What to work on.
**A)** Using the passage about the spinach recall and medical device serial numbers, answer each question below on its own line, marked (i), (ii) and (iii).
(i) How large were the bags of organic chopped spinach in the Target notice?
(ii) What is the nine-digit tracking code that Target prints on its sales receipts called?
(iii) According to manufacturers, what would it cost to put device serial numbers into insurance claim forms?
**B)** Extend the passage about the spinach recall and medical device serial numbers, starting right after its final sentence.

Selected text.
== == ==
In March 2015, Target Corp. alerted customers to throw out certain 10-ounce bags of organic chopped spinach because they were potentially contaminated with listeria bacteria, which can cause serious health problems.
The recall notice, filed with the U.S. Food and Drug Administration, urged people who bought the spinach to check UPC codes and a special nine-digit tracking code called the DPCI that Target includes on its sales receipts. The recall was routine, and no illnesses were publicly linked to the incident.
No such system exists for medical device consumers, however.
In fact, proposals to give insurers and patients access to the serial numbers on their implanted medical devices remain controversial.
Manufacturers say it would cost additional time and money with no guarantee of benefit to put the device serial numbers into insurance claim forms. Consumer safety officials and auditors argue the move would improve patient safety and enhance accountability.
== == ==
Exercise data.
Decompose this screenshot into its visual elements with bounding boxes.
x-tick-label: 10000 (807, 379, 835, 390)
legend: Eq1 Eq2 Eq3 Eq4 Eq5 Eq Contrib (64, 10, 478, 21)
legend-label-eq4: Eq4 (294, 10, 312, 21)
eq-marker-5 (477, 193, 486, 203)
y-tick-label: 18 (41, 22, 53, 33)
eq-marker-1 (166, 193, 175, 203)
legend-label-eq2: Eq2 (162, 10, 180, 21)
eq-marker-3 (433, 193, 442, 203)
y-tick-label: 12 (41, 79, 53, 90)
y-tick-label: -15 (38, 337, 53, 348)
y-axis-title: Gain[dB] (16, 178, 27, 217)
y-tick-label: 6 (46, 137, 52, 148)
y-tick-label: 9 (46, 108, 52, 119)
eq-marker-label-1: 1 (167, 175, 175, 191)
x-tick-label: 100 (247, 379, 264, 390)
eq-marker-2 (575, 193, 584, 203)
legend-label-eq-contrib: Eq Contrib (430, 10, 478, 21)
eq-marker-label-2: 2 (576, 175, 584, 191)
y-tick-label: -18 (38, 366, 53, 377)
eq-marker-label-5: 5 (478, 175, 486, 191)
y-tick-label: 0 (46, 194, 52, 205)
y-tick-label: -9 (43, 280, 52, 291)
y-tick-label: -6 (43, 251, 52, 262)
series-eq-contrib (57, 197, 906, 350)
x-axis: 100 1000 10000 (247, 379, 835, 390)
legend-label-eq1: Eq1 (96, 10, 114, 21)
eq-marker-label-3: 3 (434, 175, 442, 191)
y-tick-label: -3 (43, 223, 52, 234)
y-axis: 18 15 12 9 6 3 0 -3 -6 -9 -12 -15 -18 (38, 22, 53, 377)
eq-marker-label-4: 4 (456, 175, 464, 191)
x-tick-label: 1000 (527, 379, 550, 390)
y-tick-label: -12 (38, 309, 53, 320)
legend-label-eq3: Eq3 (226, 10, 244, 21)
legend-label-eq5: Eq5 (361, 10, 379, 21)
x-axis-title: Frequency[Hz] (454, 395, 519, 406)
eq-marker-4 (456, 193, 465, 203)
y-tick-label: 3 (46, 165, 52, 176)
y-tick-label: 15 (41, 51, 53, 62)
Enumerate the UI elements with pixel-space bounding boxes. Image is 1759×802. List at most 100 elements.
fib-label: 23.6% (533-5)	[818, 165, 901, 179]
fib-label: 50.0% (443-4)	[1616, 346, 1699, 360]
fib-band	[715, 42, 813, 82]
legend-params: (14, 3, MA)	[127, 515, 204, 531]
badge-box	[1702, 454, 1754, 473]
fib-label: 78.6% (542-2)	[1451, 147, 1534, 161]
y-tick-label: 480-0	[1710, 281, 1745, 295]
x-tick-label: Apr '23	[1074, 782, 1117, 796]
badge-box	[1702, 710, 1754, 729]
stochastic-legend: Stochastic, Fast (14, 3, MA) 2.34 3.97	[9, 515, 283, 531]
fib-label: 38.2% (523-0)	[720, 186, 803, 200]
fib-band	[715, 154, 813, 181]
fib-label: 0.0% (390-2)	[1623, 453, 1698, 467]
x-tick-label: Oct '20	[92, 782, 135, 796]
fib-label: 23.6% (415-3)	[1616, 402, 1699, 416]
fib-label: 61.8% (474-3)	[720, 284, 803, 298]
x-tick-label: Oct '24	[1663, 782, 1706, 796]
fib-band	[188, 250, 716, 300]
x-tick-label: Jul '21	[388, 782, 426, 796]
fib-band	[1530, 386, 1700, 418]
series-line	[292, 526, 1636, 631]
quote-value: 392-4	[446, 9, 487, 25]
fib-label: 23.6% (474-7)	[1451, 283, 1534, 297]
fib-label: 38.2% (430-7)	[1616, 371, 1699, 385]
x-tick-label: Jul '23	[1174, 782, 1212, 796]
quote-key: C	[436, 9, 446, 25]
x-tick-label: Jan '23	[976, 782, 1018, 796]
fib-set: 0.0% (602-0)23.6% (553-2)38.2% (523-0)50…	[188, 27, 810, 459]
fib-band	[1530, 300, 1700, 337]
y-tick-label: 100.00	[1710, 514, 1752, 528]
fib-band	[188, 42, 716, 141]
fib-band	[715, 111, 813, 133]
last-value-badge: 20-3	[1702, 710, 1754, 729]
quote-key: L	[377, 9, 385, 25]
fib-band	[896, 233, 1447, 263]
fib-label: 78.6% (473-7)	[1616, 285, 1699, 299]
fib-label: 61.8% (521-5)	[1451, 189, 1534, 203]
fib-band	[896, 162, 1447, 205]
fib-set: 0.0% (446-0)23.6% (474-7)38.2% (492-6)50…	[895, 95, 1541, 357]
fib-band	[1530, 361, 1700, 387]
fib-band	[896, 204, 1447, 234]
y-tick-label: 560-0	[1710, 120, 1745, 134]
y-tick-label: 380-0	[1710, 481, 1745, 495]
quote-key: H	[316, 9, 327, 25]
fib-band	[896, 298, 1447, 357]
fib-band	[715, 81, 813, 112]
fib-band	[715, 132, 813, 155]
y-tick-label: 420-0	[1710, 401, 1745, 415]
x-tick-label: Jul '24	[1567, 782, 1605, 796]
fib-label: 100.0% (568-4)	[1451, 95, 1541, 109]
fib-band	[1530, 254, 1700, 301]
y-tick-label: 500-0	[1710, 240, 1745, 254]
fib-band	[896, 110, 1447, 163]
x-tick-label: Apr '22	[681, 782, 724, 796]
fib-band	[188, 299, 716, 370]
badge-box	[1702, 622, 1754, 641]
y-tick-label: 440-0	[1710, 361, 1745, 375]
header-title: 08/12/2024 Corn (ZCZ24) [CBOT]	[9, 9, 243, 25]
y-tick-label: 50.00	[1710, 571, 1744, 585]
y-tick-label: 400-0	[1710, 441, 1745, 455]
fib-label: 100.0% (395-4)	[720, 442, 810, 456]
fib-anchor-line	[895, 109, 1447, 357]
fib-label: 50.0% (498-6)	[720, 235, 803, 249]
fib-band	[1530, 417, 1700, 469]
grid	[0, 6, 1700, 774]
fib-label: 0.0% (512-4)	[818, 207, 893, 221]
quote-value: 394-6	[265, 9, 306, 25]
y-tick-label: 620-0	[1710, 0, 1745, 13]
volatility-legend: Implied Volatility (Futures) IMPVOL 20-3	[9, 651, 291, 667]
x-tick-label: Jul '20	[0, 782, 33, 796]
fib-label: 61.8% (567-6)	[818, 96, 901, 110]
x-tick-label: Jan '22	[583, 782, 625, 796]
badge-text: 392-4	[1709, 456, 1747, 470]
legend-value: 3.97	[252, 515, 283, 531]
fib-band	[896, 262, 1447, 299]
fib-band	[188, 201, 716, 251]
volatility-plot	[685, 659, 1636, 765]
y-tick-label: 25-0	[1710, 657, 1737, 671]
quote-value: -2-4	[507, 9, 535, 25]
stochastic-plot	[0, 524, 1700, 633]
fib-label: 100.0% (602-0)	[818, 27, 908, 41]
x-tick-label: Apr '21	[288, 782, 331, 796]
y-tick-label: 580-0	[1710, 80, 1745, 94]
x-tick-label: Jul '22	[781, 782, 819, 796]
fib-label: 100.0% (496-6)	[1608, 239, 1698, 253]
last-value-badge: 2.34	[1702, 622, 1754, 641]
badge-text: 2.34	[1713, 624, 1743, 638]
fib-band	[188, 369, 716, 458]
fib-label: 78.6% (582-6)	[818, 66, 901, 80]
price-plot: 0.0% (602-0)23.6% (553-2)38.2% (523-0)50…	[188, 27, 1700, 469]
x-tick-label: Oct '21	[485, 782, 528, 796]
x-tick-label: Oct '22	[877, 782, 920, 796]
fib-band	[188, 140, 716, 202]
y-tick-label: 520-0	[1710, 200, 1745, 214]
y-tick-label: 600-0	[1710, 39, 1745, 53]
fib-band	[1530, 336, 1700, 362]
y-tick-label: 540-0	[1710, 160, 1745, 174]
== == ==
Answers given.
**A)**
(i) 10 ounces
(ii) DPCI
(iii) Additional time and money

**B)**
To patient advocates like Lisa McGiffert, director of the Consumers Union's Safe Patient Project, omitting device serial numbers from an insurance claim would be like buying a car without getting its VIN number.
"We don't even have the make and the model" in insurance claims, McGiffert said. "We can put it on a car — why shouldn't we have it on a hip that you're putting in my body?"
Thousands of medical devices are recalled each year, but it can be hard to track them. In 2005, former Minnesota device maker Guidant Corp., now part of Boston Scientific, urgently recalled thousands of pacemakers because excess moisture could seep inside the life-preserving devices and ruin them.